[Figure data in JSON]
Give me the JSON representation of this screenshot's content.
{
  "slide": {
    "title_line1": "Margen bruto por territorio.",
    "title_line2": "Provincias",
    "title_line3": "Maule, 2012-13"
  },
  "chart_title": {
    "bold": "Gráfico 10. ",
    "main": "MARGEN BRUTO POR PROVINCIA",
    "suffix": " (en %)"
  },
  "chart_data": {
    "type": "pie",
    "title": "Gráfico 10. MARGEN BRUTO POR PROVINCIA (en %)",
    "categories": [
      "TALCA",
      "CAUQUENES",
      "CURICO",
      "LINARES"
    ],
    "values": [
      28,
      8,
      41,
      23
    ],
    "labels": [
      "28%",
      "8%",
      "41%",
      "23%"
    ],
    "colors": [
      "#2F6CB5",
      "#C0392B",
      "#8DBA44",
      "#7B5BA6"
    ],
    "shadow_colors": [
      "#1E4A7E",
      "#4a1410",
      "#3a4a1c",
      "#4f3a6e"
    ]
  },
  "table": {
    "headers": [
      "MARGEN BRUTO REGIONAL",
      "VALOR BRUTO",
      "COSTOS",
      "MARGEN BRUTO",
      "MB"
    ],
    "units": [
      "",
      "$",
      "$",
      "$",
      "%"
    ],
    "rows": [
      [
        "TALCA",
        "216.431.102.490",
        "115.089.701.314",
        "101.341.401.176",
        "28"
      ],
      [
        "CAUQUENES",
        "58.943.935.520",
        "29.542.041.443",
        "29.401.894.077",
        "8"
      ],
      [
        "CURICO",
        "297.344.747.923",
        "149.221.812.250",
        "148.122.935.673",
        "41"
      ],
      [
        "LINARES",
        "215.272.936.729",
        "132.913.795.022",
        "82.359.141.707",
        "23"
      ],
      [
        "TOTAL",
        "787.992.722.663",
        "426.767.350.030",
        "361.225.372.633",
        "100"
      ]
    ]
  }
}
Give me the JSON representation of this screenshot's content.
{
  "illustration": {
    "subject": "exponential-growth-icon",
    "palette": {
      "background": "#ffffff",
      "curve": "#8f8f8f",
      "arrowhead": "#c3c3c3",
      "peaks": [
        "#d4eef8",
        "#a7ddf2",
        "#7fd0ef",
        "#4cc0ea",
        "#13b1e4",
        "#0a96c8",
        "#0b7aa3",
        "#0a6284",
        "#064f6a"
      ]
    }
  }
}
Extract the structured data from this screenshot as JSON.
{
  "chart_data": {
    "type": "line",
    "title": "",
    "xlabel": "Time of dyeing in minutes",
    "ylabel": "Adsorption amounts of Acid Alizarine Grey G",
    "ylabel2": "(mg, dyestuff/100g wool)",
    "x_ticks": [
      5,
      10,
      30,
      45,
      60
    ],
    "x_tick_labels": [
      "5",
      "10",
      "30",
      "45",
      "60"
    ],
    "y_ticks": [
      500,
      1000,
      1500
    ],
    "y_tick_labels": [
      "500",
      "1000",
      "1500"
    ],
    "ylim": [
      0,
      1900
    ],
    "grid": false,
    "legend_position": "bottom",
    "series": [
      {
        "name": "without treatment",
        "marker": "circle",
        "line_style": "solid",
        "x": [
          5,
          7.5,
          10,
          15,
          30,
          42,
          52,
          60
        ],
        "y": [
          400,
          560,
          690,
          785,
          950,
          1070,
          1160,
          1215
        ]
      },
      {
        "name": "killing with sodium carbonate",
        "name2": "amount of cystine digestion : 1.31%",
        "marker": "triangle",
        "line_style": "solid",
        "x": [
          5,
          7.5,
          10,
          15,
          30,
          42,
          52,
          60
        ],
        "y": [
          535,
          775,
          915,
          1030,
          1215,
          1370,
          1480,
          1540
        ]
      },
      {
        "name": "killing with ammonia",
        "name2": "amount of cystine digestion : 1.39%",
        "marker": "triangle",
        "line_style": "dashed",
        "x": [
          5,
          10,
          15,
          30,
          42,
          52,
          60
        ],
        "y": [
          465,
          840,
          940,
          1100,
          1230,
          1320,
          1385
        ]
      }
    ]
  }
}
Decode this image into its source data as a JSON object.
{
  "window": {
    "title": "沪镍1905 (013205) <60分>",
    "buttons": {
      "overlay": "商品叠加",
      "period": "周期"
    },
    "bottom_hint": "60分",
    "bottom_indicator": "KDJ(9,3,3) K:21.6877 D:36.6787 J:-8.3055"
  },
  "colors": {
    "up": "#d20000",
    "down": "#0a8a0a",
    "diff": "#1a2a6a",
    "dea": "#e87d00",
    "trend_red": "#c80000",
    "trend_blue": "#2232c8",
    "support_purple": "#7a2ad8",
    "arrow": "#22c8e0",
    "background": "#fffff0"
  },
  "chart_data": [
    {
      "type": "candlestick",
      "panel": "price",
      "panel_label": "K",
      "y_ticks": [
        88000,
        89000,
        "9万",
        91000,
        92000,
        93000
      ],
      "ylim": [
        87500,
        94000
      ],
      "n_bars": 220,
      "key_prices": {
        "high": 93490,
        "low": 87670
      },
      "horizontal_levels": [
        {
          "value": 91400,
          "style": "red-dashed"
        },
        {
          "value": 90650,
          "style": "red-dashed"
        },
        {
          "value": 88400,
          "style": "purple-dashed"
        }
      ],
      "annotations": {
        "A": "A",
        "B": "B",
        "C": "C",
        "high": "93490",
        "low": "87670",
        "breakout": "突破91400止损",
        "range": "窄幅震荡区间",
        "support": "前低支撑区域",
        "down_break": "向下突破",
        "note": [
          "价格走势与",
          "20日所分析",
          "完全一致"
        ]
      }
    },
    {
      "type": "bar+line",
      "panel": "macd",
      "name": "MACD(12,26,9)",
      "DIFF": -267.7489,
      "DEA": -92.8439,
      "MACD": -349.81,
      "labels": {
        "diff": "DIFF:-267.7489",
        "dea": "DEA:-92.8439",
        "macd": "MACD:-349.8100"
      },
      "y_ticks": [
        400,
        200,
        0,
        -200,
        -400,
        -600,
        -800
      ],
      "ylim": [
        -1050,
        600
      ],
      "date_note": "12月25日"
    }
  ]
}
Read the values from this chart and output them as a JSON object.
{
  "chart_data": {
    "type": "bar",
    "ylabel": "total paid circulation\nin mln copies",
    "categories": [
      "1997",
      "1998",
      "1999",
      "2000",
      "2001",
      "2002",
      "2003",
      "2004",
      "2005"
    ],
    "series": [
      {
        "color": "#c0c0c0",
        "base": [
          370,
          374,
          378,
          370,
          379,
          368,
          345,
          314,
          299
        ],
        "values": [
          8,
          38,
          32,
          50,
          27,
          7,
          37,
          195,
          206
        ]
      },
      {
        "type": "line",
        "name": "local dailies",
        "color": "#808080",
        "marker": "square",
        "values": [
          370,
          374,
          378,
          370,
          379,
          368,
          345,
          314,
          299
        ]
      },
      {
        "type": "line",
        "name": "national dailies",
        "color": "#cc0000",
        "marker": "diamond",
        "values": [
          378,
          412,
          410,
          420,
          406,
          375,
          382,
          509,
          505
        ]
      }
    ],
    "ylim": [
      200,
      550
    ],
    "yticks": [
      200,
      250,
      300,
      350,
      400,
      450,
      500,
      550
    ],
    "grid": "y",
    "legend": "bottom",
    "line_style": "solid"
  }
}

**INSTRUCTIONS FOR THE TASK**
Write out each line of the data above again, exactly as given.

**THE COMPLETED TASK**
Give me the JSON representation of this screenshot's content.
{
  "slide": {
    "title_line1": "Margen bruto por territorio.",
    "title_line2": "Provincias",
    "title_line3": "Maule, 2012-13"
  },
  "chart_title": {
    "bold": "Gráfico 10. ",
    "main": "MARGEN BRUTO POR PROVINCIA",
    "suffix": " (en %)"
  },
  "chart_data": {
    "type": "pie",
    "title": "Gráfico 10. MARGEN BRUTO POR PROVINCIA (en %)",
    "categories": [
      "TALCA",
      "CAUQUENES",
      "CURICO",
      "LINARES"
    ],
    "values": [
      28,
      8,
      41,
      23
    ],
    "labels": [
      "28%",
      "8%",
      "41%",
      "23%"
    ],
    "colors": [
      "#2F6CB5",
      "#C0392B",
      "#8DBA44",
      "#7B5BA6"
    ],
    "shadow_colors": [
      "#1E4A7E",
      "#4a1410",
      "#3a4a1c",
      "#4f3a6e"
    ]
  },
  "table": {
    "headers": [
      "MARGEN BRUTO REGIONAL",
      "VALOR BRUTO",
      "COSTOS",
      "MARGEN BRUTO",
      "MB"
    ],
    "units": [
      "",
      "$",
      "$",
      "$",
      "%"
    ],
    "rows": [
      [
        "TALCA",
        "216.431.102.490",
        "115.089.701.314",
        "101.341.401.176",
        "28"
      ],
      [
        "CAUQUENES",
        "58.943.935.520",
        "29.542.041.443",
        "29.401.894.077",
        "8"
      ],
      [
        "CURICO",
        "297.344.747.923",
        "149.221.812.250",
        "148.122.935.673",
        "41"
      ],
      [
        "LINARES",
        "215.272.936.729",
        "132.913.795.022",
        "82.359.141.707",
        "23"
      ],
      [
        "TOTAL",
        "787.992.722.663",
        "426.767.350.030",
        "361.225.372.633",
        "100"
      ]
    ]
  }
}
Give me the JSON representation of this screenshot's content.
{
  "illustration": {
    "subject": "exponential-growth-icon",
    "palette": {
      "background": "#ffffff",
      "curve": "#8f8f8f",
      "arrowhead": "#c3c3c3",
      "peaks": [
        "#d4eef8",
        "#a7ddf2",
        "#7fd0ef",
        "#4cc0ea",
        "#13b1e4",
        "#0a96c8",
        "#0b7aa3",
        "#0a6284",
        "#064f6a"
      ]
    }
  }
}
Extract the structured data from this screenshot as JSON.
{
  "chart_data": {
    "type": "line",
    "title": "",
    "xlabel": "Time of dyeing in minutes",
    "ylabel": "Adsorption amounts of Acid Alizarine Grey G",
    "ylabel2": "(mg, dyestuff/100g wool)",
    "x_ticks": [
      5,
      10,
      30,
      45,
      60
    ],
    "x_tick_labels": [
      "5",
      "10",
      "30",
      "45",
      "60"
    ],
    "y_ticks": [
      500,
      1000,
      1500
    ],
    "y_tick_labels": [
      "500",
      "1000",
      "1500"
    ],
    "ylim": [
      0,
      1900
    ],
    "grid": false,
    "legend_position": "bottom",
    "series": [
      {
        "name": "without treatment",
        "marker": "circle",
        "line_style": "solid",
        "x": [
          5,
          7.5,
          10,
          15,
          30,
          42,
          52,
          60
        ],
        "y": [
          400,
          560,
          690,
          785,
          950,
          1070,
          1160,
          1215
        ]
      },
      {
        "name": "killing with sodium carbonate",
        "name2": "amount of cystine digestion : 1.31%",
        "marker": "triangle",
        "line_style": "solid",
        "x": [
          5,
          7.5,
          10,
          15,
          30,
          42,
          52,
          60
        ],
        "y": [
          535,
          775,
          915,
          1030,
          1215,
          1370,
          1480,
          1540
        ]
      },
      {
        "name": "killing with ammonia",
        "name2": "amount of cystine digestion : 1.39%",
        "marker": "triangle",
        "line_style": "dashed",
        "x": [
          5,
          10,
          15,
          30,
          42,
          52,
          60
        ],
        "y": [
          465,
          840,
          940,
          1100,
          1230,
          1320,
          1385
        ]
      }
    ]
  }
}
Decode this image into its source data as a JSON object.
{
  "window": {
    "title": "沪镍1905 (013205) <60分>",
    "buttons": {
      "overlay": "商品叠加",
      "period": "周期"
    },
    "bottom_hint": "60分",
    "bottom_indicator": "KDJ(9,3,3) K:21.6877 D:36.6787 J:-8.3055"
  },
  "colors": {
    "up": "#d20000",
    "down": "#0a8a0a",
    "diff": "#1a2a6a",
    "dea": "#e87d00",
    "trend_red": "#c80000",
    "trend_blue": "#2232c8",
    "support_purple": "#7a2ad8",
    "arrow": "#22c8e0",
    "background": "#fffff0"
  },
  "chart_data": [
    {
      "type": "candlestick",
      "panel": "price",
      "panel_label": "K",
      "y_ticks": [
        88000,
        89000,
        "9万",
        91000,
        92000,
        93000
      ],
      "ylim": [
        87500,
        94000
      ],
      "n_bars": 220,
      "key_prices": {
        "high": 93490,
        "low": 87670
      },
      "horizontal_levels": [
        {
          "value": 91400,
          "style": "red-dashed"
        },
        {
          "value": 90650,
          "style": "red-dashed"
        },
        {
          "value": 88400,
          "style": "purple-dashed"
        }
      ],
      "annotations": {
        "A": "A",
        "B": "B",
        "C": "C",
        "high": "93490",
        "low": "87670",
        "breakout": "突破91400止损",
        "range": "窄幅震荡区间",
        "support": "前低支撑区域",
        "down_break": "向下突破",
        "note": [
          "价格走势与",
          "20日所分析",
          "完全一致"
        ]
      }
    },
    {
      "type": "bar+line",
      "panel": "macd",
      "name": "MACD(12,26,9)",
      "DIFF": -267.7489,
      "DEA": -92.8439,
      "MACD": -349.81,
      "labels": {
        "diff": "DIFF:-267.7489",
        "dea": "DEA:-92.8439",
        "macd": "MACD:-349.8100"
      },
      "y_ticks": [
        400,
        200,
        0,
        -200,
        -400,
        -600,
        -800
      ],
      "ylim": [
        -1050,
        600
      ],
      "date_note": "12月25日"
    }
  ]
}
Read the values from this chart and output them as a JSON object.
{
  "chart_data": {
    "type": "bar",
    "ylabel": "total paid circulation\nin mln copies",
    "categories": [
      "1997",
      "1998",
      "1999",
      "2000",
      "2001",
      "2002",
      "2003",
      "2004",
      "2005"
    ],
    "series": [
      {
        "color": "#c0c0c0",
        "base": [
          370,
          374,
          378,
          370,
          379,
          368,
          345,
          314,
          299
        ],
        "values": [
          8,
          38,
          32,
          50,
          27,
          7,
          37,
          195,
          206
        ]
      },
      {
        "type": "line",
        "name": "local dailies",
        "color": "#808080",
        "marker": "square",
        "values": [
          370,
          374,
          378,
          370,
          379,
          368,
          345,
          314,
          299
        ]
      },
      {
        "type": "line",
        "name": "national dailies",
        "color": "#cc0000",
        "marker": "diamond",
        "values": [
          378,
          412,
          410,
          420,
          406,
          375,
          382,
          509,
          505
        ]
      }
    ],
    "ylim": [
      200,
      550
    ],
    "yticks": [
      200,
      250,
      300,
      350,
      400,
      450,
      500,
      550
    ],
    "grid": "y",
    "legend": "bottom",
    "line_style": "solid"
  }
}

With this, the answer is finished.